Directions
1. In the eigenvector discussion, rewrite the passage that begins at the words "[edit: the rest" and stops after "below by one.", replacing "plane" with "flat sheet".
2. Answer these questions about the eigenvector discussion:
(a) What are the eigenvalues of the matrix [[0 1] [-1 0]]?
(b) What is the lower bound on the dimension of the space spanned by the eigenvectors of a degenerate eigenvalue?
(c) Which book does one commenter call one of the best textbooks they have read?

Excerpt provided
## Start

I obviously formulated this wrong. Will rephrase, but doesn't the intuiton generally hold that when you find an eigenvector for one eigenvalue, then you can construct infinite number of eigenvectors by scaling that one?
Yes, that is trivially true. In fact any linear combination of eigenvectors for the same eigenvalue will be an eigenvector for that eigenvalue.
Another important point to appreciate is that eigenvalues and eigenvectors frequently require complex numbers. For example the eigenvalues of [[0 1] [-1 0]] are i and -i. This geometrically correlates with some kind of "rotation".
[edit: the rest of my original comment was not correct]
If an eigenvalue is unique, the corresponding eigenvectors are on a line. If it appears twice, the corresponding eigenvectors are [edit: could be] on a plane. In general, they span [edit: could span] a subspace of dimension equal to the multiplicity.
The dimension of the space spanned by the eigenvectors associated with a degenerate eigenvalue is bounded above by the algebraic multiplicity of the eigenvalue and bounded below by one.
You seem to have reworded to "All eigenvectors that correspond to one a unique eigenvalue lie on the same line, but have different magnitudes." This is technically true if you interpret "unique" to mean "multiplicity of one", but still seems confusing, especially as you have not yet discussed the multiplicity of eigenvalues.
I would consider rephrasing the article as you do in the above comment, "when you find an eigenvector for one eigenvalue, then you can construct infinite number of eigenvectors by scaling that one".
The book based on this paper is one of the best text books I've read. I highly recommend reading it if you're looking for a solid understanding of linear algebra.

## End

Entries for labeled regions
## Start

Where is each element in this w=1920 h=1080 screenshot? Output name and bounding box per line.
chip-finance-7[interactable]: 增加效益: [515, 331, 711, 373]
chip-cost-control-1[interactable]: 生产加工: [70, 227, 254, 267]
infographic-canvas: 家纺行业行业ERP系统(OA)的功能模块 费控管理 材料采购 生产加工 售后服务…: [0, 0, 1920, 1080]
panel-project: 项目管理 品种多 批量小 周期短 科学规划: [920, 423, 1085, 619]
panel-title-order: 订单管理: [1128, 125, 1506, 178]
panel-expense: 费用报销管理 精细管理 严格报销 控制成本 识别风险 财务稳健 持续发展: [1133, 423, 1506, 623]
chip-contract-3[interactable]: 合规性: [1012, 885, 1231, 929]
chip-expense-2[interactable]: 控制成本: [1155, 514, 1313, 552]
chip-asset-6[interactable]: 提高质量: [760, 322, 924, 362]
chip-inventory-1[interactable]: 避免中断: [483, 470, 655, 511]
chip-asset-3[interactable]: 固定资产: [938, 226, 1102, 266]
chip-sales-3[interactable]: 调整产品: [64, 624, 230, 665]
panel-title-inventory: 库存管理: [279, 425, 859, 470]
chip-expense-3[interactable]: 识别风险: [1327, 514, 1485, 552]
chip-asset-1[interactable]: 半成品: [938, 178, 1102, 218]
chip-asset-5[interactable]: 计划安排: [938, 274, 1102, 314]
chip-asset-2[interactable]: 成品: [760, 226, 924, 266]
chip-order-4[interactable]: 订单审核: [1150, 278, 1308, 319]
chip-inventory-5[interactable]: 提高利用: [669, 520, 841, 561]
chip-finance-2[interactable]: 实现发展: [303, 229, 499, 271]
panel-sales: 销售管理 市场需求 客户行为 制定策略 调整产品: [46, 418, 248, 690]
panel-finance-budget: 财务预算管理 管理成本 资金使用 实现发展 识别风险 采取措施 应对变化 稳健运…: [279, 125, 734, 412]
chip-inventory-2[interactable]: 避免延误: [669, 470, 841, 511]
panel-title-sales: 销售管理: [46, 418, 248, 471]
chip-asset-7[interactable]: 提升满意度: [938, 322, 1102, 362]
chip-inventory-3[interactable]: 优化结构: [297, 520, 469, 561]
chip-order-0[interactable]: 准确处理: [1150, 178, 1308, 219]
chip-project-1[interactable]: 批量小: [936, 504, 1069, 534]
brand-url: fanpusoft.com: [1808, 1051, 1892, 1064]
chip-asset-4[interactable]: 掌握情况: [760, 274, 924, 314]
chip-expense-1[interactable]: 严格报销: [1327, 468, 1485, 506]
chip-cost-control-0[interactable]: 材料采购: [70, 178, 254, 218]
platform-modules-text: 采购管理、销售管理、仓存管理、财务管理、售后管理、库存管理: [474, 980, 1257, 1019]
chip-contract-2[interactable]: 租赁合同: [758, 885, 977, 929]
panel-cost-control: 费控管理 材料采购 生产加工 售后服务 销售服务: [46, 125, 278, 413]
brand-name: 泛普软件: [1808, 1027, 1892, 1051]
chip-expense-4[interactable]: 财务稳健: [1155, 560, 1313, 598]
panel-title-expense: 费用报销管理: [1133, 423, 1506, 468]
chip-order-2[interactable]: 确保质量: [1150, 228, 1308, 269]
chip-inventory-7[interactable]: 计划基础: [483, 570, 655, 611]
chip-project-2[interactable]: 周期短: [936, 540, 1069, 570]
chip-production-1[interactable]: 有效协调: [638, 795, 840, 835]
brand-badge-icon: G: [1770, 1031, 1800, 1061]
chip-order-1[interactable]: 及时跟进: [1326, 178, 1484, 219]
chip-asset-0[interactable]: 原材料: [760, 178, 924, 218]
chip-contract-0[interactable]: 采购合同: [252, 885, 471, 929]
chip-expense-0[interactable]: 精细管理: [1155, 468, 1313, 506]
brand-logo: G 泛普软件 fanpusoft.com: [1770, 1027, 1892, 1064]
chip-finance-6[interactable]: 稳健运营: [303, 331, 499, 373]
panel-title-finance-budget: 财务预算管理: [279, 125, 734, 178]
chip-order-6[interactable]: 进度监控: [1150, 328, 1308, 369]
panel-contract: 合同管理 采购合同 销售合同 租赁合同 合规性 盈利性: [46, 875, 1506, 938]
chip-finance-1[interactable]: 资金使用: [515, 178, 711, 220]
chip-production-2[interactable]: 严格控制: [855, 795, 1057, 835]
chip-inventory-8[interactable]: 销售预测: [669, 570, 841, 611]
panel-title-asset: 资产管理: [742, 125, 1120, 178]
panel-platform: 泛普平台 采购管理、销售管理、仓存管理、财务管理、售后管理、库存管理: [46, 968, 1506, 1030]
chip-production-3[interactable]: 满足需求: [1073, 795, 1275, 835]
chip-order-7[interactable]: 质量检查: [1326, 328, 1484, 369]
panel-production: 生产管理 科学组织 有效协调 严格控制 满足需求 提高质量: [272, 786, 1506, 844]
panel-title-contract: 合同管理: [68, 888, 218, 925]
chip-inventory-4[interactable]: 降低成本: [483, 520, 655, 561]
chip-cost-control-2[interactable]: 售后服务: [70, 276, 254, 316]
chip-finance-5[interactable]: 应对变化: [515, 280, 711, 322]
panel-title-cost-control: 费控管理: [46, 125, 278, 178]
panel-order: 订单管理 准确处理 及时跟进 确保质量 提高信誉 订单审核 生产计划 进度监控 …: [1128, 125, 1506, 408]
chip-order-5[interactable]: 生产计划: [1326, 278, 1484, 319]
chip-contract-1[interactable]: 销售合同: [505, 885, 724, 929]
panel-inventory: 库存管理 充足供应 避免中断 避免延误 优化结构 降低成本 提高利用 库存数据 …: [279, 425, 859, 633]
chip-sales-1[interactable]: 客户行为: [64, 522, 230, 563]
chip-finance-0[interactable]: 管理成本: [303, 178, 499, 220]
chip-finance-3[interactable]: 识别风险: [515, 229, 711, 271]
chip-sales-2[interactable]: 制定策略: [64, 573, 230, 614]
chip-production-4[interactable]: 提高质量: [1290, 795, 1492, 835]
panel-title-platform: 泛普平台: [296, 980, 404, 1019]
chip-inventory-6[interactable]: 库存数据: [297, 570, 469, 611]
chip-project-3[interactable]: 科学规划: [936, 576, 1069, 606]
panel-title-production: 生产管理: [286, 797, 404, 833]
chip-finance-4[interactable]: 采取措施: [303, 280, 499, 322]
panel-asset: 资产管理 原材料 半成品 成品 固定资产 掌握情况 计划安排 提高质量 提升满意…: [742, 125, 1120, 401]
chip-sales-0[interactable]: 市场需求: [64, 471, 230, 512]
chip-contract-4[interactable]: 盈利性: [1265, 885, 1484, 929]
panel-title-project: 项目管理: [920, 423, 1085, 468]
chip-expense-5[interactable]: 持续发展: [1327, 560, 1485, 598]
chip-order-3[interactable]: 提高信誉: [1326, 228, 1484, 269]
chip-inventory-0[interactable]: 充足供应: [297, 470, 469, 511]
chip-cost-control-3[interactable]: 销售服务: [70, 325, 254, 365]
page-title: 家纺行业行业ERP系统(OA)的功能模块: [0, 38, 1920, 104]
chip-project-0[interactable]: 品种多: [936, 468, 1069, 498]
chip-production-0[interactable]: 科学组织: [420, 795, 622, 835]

## End

Task-by-task outputs
1.
[edit: the rest of my original comment was not correct]
If an eigenvalue is unique, the corresponding eigenvectors are on a line. If it appears twice, the corresponding eigenvectors are [edit: could be] on a flat sheet. In general, they span [edit: could span] a subspace of dimension equal to the multiplicity.
The dimension of the space spanned by the eigenvectors associated with a degenerate eigenvalue is bounded above by the algebraic multiplicity of the eigenvalue and bounded below by one.

2.
(a) i and -i
(b) One
(c) The book based on this paper